Data extracted from a collection:
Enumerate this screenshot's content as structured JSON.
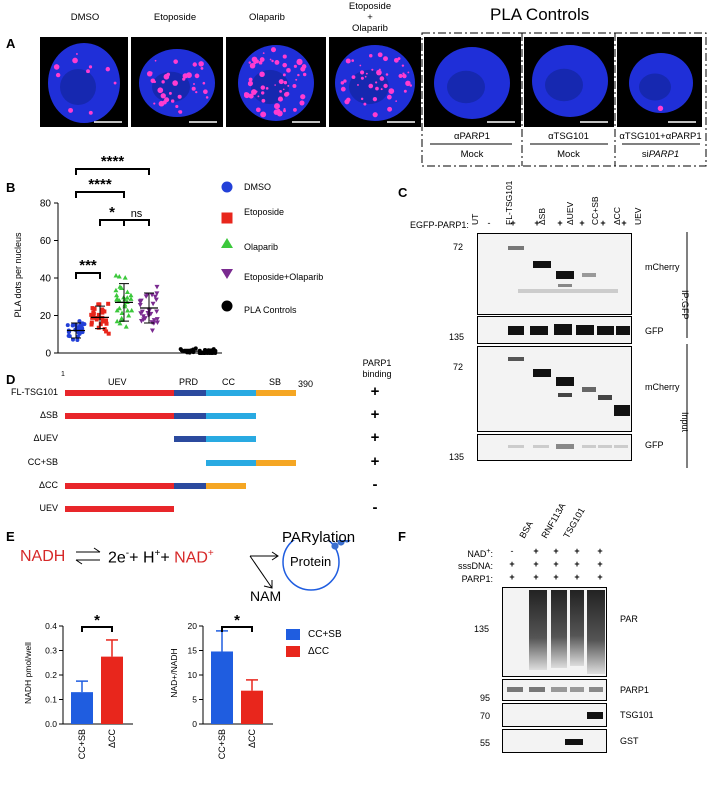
{
  "panelA": {
    "label": "A",
    "conditions": [
      "DMSO",
      "Etoposide",
      "Olaparib",
      "Etoposide",
      "+",
      "Olaparib"
    ],
    "pla_controls_title": "PLA Controls",
    "controls": [
      {
        "antibody": "αPARP1",
        "treatment": "Mock"
      },
      {
        "antibody": "αTSG101",
        "treatment": "Mock"
      },
      {
        "antibody": "αTSG101+αPARP1",
        "treatment_prefix": "si",
        "treatment_gene": "PARP1"
      }
    ]
  },
  "panelB": {
    "label": "B",
    "significance": [
      "****",
      "****",
      "*",
      "ns",
      "***"
    ],
    "legend": [
      "DMSO",
      "Etoposide",
      "Olaparib",
      "Etoposide+Olaparib",
      "PLA Controls"
    ],
    "colors": {
      "DMSO": "#2340d8",
      "Etoposide": "#e8261c",
      "Olaparib": "#3cc83c",
      "Etoposide+Olaparib": "#7a2a90",
      "PLA Controls": "#000000"
    },
    "chart_data": {
      "type": "scatter",
      "ylabel": "PLA dots per nucleus",
      "ylim": [
        0,
        80
      ],
      "yticks": [
        "0",
        "20",
        "40",
        "60",
        "80"
      ],
      "groups": [
        {
          "name": "DMSO",
          "mean": 12,
          "sd": 4
        },
        {
          "name": "Etoposide",
          "mean": 19,
          "sd": 6
        },
        {
          "name": "Olaparib",
          "mean": 27,
          "sd": 10
        },
        {
          "name": "Etoposide+Olaparib",
          "mean": 24,
          "sd": 8
        },
        {
          "name": "PLA Controls",
          "mean": 1,
          "sd": 1
        },
        {
          "name": "PLA Controls",
          "mean": 0,
          "sd": 0
        },
        {
          "name": "PLA Controls",
          "mean": 1,
          "sd": 1
        }
      ]
    }
  },
  "panelC": {
    "label": "C",
    "lanes": [
      "UT",
      "FL-TSG101",
      "ΔSB",
      "ΔUEV",
      "CC+SB",
      "ΔCC",
      "UEV"
    ],
    "egfp_label": "EGFP-PARP1:",
    "egfp_signs": [
      "-",
      "+",
      "+",
      "+",
      "+",
      "+",
      "+"
    ],
    "blots": [
      {
        "marker": "72",
        "label": "mCherry"
      },
      {
        "marker": "135",
        "label": "GFP"
      },
      {
        "marker": "72",
        "label": "mCherry"
      },
      {
        "marker": "135",
        "label": "GFP"
      }
    ],
    "side_labels": [
      "IP:GFP",
      "Input"
    ]
  },
  "panelD": {
    "label": "D",
    "start": "1",
    "end": "390",
    "domains": [
      "UEV",
      "PRD",
      "CC",
      "SB"
    ],
    "binding_header": [
      "PARP1",
      "binding"
    ],
    "constructs": [
      {
        "name": "FL-TSG101",
        "binding": "+"
      },
      {
        "name": "ΔSB",
        "binding": "+"
      },
      {
        "name": "ΔUEV",
        "binding": "+"
      },
      {
        "name": "CC+SB",
        "binding": "+"
      },
      {
        "name": "ΔCC",
        "binding": "-"
      },
      {
        "name": "UEV",
        "binding": "-"
      }
    ],
    "colors": {
      "UEV": "#e8262a",
      "PRD": "#2b4a9e",
      "CC": "#29aae2",
      "SB": "#f5a623"
    }
  },
  "panelE": {
    "label": "E",
    "scheme": {
      "nadh": "NADH",
      "two_e": "2e",
      "minus": "-",
      "plus1": "+",
      "h": "H",
      "hplus": "+",
      "plus2": "+",
      "nad": "NAD",
      "nadplus": "+",
      "protein": "Protein",
      "parylation": "PARylation",
      "nam": "NAM"
    },
    "legend": [
      "CC+SB",
      "ΔCC"
    ],
    "colors": {
      "CC+SB": "#1f5de0",
      "ΔCC": "#e8261c"
    },
    "sig": [
      "*",
      "*"
    ],
    "chart_data": [
      {
        "type": "bar",
        "ylabel": "NADH pmol/well",
        "categories": [
          "CC+SB",
          "ΔCC"
        ],
        "values": [
          0.13,
          0.275
        ],
        "errors": [
          0.045,
          0.068
        ],
        "ylim": [
          0,
          0.4
        ],
        "yticks": [
          "0.0",
          "0.1",
          "0.2",
          "0.3",
          "0.4"
        ]
      },
      {
        "type": "bar",
        "ylabel": "NAD+/NADH",
        "categories": [
          "CC+SB",
          "ΔCC"
        ],
        "values": [
          14.8,
          6.8
        ],
        "errors": [
          4.2,
          2.2
        ],
        "ylim": [
          0,
          20
        ],
        "yticks": [
          "0",
          "5",
          "10",
          "15",
          "20"
        ]
      }
    ]
  },
  "panelF": {
    "label": "F",
    "columns": [
      "BSA",
      "RNF113A",
      "TSG101"
    ],
    "rows": [
      {
        "label": "NAD",
        "sup": "+",
        "post": ":",
        "signs": [
          "-",
          "+",
          "+",
          "+",
          "+"
        ]
      },
      {
        "label": "sssDNA:",
        "signs": [
          "+",
          "+",
          "+",
          "+",
          "+"
        ]
      },
      {
        "label": "PARP1:",
        "signs": [
          "+",
          "+",
          "+",
          "+",
          "+"
        ]
      }
    ],
    "blots": [
      {
        "marker": "135",
        "label": "PAR"
      },
      {
        "marker": "95",
        "label": "PARP1"
      },
      {
        "marker": "70",
        "label": "TSG101"
      },
      {
        "marker": "55",
        "label": "GST"
      }
    ]
  }
}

Task statement: Each line in the records above that contains the word "NADH" must be copied.

Solution to this exercise:
      "nadh": "NADH",
        "ylabel": "NADH pmol/well",
        "ylabel": "NAD+/NADH",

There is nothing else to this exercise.